What is expected: Hunt for the word "Examinateur" across the entries below, copying each line that holds it.

Supplied material:

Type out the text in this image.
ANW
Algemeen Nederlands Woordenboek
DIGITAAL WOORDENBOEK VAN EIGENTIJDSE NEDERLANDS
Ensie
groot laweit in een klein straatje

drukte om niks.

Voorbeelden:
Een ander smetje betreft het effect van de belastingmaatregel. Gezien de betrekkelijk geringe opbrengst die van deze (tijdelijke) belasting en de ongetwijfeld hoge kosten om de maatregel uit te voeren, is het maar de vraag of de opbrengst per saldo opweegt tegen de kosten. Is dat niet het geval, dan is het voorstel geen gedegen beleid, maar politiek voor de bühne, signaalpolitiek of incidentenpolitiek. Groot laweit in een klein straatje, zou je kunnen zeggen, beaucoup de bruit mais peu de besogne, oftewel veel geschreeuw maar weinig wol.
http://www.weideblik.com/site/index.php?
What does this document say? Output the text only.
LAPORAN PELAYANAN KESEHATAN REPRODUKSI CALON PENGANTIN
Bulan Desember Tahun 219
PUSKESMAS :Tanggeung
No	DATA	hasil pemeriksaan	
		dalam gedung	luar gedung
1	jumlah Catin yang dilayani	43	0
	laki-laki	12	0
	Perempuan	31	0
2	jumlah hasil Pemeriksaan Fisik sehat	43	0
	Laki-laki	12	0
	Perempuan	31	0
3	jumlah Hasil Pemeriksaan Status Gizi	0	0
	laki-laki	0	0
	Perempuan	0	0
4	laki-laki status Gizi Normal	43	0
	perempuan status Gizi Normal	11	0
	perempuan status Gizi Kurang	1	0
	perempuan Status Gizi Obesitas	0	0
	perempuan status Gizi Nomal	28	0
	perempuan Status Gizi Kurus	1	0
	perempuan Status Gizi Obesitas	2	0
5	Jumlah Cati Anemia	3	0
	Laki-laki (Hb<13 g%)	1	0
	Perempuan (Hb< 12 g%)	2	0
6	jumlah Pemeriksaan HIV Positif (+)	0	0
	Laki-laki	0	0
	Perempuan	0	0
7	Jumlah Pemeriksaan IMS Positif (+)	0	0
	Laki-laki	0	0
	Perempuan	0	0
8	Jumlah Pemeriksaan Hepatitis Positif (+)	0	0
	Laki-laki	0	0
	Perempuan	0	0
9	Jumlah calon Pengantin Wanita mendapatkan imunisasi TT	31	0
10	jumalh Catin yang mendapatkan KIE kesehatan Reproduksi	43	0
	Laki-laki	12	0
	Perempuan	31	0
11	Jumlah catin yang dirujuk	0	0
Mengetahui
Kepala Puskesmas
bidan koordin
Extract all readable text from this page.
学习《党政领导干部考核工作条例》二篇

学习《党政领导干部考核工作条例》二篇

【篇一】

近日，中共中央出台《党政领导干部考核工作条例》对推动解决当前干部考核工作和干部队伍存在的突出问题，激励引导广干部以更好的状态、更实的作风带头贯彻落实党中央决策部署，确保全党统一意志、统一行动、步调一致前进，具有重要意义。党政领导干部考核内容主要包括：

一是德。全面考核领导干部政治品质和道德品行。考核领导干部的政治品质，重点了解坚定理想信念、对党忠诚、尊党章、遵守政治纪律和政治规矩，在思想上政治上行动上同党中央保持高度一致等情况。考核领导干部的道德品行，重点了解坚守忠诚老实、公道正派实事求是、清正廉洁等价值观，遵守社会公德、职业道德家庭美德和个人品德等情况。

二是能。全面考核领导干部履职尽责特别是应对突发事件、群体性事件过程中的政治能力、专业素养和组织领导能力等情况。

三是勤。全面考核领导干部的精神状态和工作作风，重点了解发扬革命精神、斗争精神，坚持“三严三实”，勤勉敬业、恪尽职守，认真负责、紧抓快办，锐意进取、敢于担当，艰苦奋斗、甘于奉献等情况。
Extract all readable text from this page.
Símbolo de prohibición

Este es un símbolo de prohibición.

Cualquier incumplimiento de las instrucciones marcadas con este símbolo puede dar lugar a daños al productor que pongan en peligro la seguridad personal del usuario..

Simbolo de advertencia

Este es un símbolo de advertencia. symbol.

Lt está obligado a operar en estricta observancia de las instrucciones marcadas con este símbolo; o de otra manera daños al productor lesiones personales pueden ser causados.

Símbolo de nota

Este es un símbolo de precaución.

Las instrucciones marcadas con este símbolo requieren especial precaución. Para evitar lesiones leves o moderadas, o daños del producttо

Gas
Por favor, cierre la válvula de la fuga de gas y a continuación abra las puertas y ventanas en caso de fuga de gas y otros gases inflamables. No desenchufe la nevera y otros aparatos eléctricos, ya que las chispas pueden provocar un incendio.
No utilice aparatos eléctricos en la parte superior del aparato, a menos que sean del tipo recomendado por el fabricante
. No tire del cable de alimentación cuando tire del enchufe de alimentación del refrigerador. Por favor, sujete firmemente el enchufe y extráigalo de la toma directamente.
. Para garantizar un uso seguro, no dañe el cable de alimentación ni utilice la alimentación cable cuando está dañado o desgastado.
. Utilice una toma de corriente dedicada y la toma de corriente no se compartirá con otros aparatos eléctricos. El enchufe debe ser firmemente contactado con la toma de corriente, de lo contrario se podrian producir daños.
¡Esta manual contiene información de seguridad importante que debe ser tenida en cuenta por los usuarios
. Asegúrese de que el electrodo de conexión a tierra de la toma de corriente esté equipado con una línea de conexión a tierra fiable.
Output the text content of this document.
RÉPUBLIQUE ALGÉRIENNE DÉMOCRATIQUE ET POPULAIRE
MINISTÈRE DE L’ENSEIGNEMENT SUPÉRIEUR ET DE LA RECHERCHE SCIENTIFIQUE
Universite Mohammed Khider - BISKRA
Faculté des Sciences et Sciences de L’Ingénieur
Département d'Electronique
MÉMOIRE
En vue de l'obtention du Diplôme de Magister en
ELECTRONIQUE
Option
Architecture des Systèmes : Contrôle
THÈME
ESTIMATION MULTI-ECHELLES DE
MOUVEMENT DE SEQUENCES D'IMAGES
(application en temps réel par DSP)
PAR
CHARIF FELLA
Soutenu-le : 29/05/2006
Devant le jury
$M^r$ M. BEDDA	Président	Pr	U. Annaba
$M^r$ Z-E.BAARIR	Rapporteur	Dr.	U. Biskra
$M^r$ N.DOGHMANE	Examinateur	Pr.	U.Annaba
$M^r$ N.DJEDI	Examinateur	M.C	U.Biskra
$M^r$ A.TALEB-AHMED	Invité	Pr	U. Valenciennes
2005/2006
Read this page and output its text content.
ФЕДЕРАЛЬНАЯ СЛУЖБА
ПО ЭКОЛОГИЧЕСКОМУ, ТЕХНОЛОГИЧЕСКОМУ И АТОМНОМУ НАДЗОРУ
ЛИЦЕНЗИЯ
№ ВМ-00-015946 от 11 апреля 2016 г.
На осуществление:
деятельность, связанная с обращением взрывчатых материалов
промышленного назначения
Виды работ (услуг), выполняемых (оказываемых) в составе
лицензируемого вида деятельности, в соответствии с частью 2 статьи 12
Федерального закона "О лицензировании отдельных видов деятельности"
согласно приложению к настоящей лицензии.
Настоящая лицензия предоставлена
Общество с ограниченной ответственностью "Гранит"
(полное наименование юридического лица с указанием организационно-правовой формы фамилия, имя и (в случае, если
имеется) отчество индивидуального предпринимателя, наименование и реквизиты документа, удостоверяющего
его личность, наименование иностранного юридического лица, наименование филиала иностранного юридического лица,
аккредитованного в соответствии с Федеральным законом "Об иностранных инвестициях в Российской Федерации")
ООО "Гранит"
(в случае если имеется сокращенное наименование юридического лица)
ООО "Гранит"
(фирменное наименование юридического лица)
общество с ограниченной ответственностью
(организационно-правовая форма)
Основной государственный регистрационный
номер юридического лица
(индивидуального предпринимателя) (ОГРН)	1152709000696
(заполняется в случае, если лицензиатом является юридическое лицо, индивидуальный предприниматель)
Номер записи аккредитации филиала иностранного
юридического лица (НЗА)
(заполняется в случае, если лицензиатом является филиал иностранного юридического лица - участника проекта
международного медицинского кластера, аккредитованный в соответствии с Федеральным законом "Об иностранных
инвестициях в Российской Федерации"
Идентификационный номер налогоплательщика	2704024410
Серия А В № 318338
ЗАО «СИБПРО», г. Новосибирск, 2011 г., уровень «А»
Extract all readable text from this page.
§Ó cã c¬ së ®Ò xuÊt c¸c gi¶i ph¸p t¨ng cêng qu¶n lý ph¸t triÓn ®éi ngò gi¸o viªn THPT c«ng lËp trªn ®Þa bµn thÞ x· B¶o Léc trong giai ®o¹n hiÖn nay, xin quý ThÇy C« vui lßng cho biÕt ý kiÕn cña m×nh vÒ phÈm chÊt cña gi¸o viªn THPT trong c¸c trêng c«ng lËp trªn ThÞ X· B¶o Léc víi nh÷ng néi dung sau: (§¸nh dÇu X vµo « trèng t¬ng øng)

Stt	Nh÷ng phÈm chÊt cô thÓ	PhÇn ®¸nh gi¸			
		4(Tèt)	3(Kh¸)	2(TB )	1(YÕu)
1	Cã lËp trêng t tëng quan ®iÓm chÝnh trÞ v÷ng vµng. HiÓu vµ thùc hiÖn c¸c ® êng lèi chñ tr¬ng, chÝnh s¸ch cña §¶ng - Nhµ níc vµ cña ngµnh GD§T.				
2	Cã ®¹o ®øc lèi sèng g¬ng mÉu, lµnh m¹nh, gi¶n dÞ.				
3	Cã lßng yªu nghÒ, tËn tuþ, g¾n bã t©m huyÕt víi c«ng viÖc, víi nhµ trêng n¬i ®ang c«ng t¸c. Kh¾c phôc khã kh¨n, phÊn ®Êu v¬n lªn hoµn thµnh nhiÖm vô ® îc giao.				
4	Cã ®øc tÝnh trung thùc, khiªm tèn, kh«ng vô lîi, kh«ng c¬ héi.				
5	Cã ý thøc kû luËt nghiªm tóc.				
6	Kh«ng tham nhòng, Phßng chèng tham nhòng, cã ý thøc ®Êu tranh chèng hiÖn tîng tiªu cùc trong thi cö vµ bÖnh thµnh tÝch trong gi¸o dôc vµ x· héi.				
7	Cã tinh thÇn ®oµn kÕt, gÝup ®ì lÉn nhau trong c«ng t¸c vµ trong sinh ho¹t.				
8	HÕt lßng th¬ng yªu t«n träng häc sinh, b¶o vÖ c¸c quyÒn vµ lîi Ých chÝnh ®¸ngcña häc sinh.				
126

The reply:
$M^r$ N.DOGHMANE	Examinateur	Pr.	U.Annaba
$M^r$ N.DJEDI	Examinateur	M.C	U.Biskra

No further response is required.